Problem requirements ▸ Collect every line of the records below that contains the word "Investment".

────────────────────────────────────────

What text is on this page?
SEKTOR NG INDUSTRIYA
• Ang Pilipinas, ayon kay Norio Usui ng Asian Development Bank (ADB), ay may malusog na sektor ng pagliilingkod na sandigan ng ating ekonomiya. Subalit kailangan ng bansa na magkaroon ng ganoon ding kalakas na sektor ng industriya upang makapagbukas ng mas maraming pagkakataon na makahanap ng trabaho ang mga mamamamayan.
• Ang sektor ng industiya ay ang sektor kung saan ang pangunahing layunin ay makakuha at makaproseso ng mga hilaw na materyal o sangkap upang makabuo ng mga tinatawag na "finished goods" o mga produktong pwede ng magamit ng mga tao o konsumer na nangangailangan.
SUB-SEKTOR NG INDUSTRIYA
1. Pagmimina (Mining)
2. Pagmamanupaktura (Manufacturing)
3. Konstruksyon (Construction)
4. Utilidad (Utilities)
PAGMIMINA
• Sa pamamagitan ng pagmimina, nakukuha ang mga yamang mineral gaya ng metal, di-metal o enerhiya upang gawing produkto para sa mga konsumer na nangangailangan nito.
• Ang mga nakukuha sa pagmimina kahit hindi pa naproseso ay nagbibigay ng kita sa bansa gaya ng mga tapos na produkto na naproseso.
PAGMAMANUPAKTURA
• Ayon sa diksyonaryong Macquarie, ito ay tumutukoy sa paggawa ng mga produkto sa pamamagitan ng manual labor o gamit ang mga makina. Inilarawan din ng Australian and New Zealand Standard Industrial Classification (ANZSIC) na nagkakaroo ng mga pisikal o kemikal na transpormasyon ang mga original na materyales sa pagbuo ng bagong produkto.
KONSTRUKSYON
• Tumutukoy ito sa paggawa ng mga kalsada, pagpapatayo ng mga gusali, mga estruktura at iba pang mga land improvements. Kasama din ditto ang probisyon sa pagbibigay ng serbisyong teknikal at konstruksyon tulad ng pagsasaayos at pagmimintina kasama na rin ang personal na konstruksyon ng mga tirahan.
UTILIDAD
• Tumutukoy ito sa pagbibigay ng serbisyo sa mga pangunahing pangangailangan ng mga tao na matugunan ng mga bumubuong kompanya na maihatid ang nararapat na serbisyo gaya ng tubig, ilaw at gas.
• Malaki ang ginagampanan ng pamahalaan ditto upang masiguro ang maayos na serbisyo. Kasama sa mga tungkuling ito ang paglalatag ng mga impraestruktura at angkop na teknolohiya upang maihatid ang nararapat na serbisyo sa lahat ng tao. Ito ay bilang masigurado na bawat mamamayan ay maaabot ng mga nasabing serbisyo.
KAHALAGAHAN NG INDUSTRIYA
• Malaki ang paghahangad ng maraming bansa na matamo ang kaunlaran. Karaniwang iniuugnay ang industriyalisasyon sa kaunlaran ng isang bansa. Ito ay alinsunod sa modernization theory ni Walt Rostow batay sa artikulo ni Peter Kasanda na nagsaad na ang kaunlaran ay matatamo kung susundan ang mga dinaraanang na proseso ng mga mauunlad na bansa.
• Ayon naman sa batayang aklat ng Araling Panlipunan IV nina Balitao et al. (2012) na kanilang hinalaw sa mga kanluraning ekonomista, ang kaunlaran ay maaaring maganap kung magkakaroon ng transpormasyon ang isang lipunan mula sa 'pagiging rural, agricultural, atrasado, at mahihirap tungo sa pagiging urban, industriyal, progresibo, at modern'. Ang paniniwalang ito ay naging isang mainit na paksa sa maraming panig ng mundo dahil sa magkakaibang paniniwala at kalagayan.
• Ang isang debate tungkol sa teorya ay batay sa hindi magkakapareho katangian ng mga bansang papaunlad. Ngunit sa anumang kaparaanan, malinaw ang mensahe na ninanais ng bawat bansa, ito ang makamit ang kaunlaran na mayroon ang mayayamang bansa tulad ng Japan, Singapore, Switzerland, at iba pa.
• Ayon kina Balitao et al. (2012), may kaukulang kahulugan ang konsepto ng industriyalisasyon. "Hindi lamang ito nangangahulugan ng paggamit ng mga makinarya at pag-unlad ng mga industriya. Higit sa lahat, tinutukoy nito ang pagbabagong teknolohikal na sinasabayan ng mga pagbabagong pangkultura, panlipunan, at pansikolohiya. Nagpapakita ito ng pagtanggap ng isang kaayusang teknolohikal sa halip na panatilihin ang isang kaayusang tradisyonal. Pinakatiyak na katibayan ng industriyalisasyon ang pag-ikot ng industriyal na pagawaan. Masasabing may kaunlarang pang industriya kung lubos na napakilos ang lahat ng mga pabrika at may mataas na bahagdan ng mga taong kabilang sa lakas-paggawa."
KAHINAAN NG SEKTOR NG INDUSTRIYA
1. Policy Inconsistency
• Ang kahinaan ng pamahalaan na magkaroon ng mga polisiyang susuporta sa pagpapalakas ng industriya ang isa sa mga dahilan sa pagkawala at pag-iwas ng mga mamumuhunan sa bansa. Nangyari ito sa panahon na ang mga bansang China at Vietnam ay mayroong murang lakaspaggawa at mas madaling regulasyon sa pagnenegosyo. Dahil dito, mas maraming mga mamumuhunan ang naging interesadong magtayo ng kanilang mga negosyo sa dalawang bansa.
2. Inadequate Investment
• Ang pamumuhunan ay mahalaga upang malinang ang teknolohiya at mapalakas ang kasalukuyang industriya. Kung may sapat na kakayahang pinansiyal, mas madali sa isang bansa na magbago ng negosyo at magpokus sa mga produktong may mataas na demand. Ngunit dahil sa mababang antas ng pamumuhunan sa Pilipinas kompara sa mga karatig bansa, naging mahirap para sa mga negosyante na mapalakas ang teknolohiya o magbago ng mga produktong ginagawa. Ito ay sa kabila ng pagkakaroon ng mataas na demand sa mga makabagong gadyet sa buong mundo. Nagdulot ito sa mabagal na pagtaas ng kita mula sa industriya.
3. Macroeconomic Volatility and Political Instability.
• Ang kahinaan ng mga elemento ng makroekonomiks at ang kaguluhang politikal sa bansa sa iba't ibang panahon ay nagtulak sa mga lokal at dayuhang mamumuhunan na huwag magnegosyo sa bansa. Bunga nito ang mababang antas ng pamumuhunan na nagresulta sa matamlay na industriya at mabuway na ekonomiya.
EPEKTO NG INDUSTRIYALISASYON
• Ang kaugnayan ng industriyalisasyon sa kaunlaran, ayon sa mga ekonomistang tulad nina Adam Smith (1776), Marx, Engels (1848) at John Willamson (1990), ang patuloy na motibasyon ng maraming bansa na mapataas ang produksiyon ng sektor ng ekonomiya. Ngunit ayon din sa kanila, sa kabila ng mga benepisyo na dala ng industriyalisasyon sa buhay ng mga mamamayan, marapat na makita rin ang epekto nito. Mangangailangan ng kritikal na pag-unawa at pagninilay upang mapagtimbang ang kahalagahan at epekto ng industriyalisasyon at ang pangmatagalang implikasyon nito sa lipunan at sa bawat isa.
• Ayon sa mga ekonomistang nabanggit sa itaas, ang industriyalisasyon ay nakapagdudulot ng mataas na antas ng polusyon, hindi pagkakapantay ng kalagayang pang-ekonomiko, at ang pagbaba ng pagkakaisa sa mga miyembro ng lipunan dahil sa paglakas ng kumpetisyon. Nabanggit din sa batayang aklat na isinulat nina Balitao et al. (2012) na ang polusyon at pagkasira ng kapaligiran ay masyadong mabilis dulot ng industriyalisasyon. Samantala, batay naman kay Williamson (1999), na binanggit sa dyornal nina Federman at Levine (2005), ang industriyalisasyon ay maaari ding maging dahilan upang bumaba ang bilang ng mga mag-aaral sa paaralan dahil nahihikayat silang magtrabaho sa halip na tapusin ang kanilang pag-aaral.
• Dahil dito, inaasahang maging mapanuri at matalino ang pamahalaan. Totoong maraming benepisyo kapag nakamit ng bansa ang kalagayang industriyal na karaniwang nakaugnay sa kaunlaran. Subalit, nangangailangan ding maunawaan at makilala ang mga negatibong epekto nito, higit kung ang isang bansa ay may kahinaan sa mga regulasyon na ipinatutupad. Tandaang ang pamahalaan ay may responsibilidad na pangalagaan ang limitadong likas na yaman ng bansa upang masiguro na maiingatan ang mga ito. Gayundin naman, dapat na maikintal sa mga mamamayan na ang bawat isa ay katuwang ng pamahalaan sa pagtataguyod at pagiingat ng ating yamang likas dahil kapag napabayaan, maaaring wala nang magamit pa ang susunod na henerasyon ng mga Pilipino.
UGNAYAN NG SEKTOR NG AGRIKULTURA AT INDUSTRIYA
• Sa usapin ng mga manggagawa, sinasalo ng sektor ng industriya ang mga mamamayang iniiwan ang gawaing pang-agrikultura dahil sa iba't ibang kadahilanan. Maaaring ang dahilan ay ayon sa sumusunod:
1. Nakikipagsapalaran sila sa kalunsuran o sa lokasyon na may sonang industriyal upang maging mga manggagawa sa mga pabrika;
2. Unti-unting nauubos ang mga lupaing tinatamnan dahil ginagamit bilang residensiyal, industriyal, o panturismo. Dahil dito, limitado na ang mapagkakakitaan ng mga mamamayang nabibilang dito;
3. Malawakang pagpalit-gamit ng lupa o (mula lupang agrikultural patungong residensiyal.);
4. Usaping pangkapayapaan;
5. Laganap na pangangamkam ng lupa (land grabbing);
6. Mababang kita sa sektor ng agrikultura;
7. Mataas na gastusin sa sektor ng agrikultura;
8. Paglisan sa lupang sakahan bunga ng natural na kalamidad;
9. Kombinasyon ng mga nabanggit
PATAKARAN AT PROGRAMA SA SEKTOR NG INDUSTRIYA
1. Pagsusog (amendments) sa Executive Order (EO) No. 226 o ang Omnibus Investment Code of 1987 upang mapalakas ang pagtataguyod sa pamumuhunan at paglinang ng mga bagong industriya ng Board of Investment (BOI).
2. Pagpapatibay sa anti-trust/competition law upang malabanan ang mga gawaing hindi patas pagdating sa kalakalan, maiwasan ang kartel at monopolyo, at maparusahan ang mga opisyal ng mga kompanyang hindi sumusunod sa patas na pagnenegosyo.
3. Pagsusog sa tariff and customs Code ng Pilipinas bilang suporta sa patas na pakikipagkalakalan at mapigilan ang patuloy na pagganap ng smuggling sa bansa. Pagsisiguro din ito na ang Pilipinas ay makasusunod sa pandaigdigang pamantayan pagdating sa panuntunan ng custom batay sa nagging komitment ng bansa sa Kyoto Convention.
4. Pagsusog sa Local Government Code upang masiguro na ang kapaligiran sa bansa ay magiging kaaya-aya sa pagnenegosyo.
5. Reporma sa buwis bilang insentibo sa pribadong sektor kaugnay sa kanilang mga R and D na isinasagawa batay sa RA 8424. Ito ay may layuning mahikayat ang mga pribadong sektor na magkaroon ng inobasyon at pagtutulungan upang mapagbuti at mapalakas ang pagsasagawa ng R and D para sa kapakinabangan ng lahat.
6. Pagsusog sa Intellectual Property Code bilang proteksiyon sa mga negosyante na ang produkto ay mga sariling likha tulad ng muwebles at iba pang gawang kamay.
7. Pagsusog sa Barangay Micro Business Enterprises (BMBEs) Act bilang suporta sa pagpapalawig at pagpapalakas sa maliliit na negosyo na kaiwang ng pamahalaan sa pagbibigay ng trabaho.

────────────────────────────────────────

Exercise output ▸
2. Inadequate Investment
1. Pagsusog (amendments) sa Executive Order (EO) No. 226 o ang Omnibus Investment Code of 1987 upang mapalakas ang pagtataguyod sa pamumuhunan at paglinang ng mga bagong industriya ng Board of Investment (BOI).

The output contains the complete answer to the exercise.